▶ Kutipan Berita
>>>>>

TRIBUNNEWS.COM, MOSKOW – Laman media Sputniknews, Senin (25/7/2022), mempublikasikan artikel mengulik mengapa media arus utama barat bungkam atas eksisnya kelompok neo-Nazi Ukraina.
Kehadiran kelompok ultraradikal itu turut memantik kekerasan yang mendera warga etnis Rusia dan yang berbahasa Rusia di Donbass selama 8 tahun sejak revolusi Euromaidan 2014.
Setelah 2014, umumnya media arus utama barat mengambil sikap pro-Ukraina. Sedikit jurnalis barat yang kritis dan mau berbicara secara terbuka tentang neo-Nazisme Ukraina yang merajalela.
Baca juga: Batalyon Azov Ukraina Laboratorium Nyata Nazisme dan Fasisme
Baca juga: Relawan Prancis Saksikan Kejahatan Perang Pasukan Ukraina dan Milisi NeoNazi Azov
Baca juga: Rusia Temukan Jejak Kekejaman Batalyon Neo-Nazi Azov di Bandara Mariupol
Jurnalis Inggris Peter Hitchens termasuk satu di antaranya. Ia pernah menulis dalam kolomnya pada 21 Mei 2022 untuk Mail on Sunday.
"Sejak kegilaan liar setelah kematian Putri Diana, saya belum pernah bertemu gelombang sentimen bodoh seperti itu. Tidak ada yang tahu apa-apa tentang Ukraina,” tulis Hitchens.
Ia lalu bercerita, suatu malam dirinya mengejutkan seorang akademisi Oxford terkemuka. Hitchens memberitahunya orang-orang Ukraina yang cantik, seperti malaikat, suci, dan sempurna telah memblokir pasokan air ke Krimea pada 2014.
“Dia benar-benar dikejutkan oleh tindakan dendam yang keji dan tidak beradab ini, tetapi jauh lebih mengejutkan orang yang berpendidikan tinggi ini tidak mengetahui fakta penting ini," lanjut Hitchens.
Alasan ketidaktahuan ini adalah kekosongan informasi yang dialami oleh hampir seluruh audiens barat sejak 2014.

<<<<<

▶ Ketentuan Tugas
A. Jawablah pertanyaan berikut berdasarkan kutipan berita tersebut.
(i) Pada hari dan tanggal berapa Sputniknews mempublikasikan artikelnya?
(ii) Untuk media apa Peter Hitchens menulis kolom pada 21 Mei 2022?
(iii) Menurut Hitchens, apa yang diblokir oleh orang-orang Ukraina ke Krimea pada 2014?
B. Ulangi dengan tepat bagian kutipan berita itu, mulai dari kata-kata yang memuat "Kehadiran kelompok ultraradikal" dan berhenti setelah "Ukraina yang merajalela.".
Baris data berikut tidak ada hubungannya dengan kutipan berita di atas.

▶ Data Hasil Ekstraksi
>>>>>

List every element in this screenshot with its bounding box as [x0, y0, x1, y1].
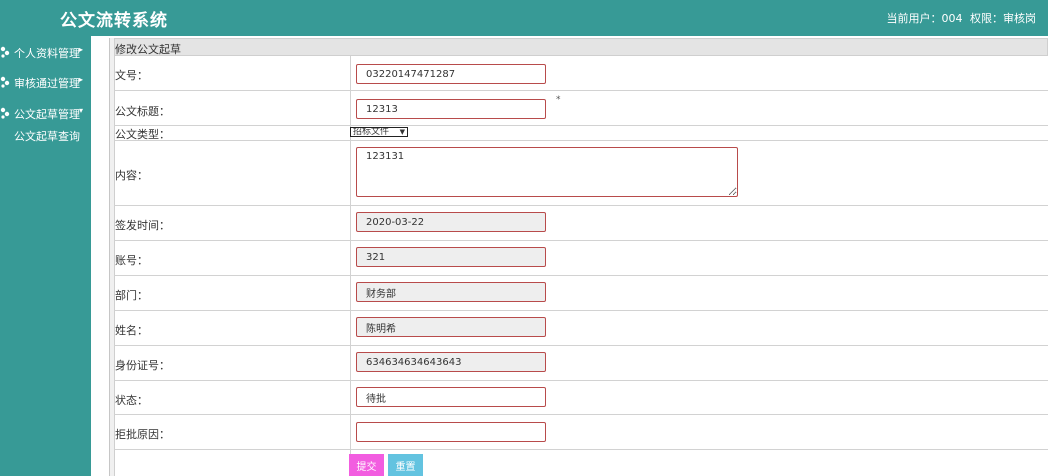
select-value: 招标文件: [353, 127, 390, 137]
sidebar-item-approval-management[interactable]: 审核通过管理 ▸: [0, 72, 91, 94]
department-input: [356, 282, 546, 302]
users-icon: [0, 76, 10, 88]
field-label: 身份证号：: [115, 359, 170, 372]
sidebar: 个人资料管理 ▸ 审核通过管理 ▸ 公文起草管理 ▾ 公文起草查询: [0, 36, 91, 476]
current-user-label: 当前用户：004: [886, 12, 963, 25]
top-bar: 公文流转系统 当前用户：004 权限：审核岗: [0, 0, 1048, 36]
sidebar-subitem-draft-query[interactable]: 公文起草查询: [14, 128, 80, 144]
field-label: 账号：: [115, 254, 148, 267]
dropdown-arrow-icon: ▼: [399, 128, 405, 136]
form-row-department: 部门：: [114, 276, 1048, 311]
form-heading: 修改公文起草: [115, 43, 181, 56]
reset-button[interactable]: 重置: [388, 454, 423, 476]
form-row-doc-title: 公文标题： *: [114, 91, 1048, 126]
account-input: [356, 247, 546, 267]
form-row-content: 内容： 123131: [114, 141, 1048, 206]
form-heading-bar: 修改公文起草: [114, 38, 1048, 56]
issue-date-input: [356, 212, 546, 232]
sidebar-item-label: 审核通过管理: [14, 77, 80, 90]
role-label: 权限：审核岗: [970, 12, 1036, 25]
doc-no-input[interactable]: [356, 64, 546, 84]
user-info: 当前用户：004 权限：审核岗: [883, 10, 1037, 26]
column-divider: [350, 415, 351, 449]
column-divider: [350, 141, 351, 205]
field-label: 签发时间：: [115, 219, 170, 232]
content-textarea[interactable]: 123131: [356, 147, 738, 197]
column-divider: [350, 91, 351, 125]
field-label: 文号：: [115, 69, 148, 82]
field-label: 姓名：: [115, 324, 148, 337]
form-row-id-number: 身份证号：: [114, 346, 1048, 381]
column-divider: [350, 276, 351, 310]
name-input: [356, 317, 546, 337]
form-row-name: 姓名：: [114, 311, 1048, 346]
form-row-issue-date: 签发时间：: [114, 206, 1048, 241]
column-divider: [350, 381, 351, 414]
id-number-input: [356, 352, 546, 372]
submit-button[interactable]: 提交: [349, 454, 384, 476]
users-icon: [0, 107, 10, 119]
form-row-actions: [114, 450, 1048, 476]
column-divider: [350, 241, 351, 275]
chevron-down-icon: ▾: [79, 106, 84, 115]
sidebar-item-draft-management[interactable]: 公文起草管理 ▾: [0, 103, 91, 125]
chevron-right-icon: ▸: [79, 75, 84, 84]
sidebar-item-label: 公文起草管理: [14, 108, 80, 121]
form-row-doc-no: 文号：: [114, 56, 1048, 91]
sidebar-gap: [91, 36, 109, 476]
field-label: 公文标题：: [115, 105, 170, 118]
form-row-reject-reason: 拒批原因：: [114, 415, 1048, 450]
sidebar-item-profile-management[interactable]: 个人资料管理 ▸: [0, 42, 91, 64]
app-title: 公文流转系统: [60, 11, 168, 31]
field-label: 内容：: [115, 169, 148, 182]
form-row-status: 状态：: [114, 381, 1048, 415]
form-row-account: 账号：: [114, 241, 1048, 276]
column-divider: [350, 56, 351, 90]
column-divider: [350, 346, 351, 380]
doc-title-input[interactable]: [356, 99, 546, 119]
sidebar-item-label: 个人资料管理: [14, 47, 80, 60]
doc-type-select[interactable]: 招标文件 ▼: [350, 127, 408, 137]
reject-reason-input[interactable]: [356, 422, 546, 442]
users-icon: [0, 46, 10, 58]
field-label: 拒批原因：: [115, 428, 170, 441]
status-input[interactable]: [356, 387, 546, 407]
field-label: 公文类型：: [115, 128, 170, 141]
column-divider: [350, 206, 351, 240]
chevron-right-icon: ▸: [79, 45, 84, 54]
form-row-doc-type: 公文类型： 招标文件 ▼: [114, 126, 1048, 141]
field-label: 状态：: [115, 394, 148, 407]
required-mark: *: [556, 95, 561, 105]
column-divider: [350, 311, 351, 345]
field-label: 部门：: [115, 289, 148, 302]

<<<<<

▶ Pembahasan Jawaban
A.
(i) Senin, 25 Juli 2022 (25/7/2022).
(ii) Mail on Sunday.
(iii) Pasokan air ke Krimea.

B.
Kehadiran kelompok ultraradikal itu turut memantik kekerasan yang mendera warga etnis Rusia dan yang berbahasa Rusia di Donbass selama 8 tahun sejak revolusi Euromaidan 2014.
Setelah 2014, umumnya media arus utama barat mengambil sikap pro-Ukraina. Sedikit jurnalis barat yang kritis dan mau berbicara secara terbuka tentang neo-Nazisme Ukraina yang merajalela.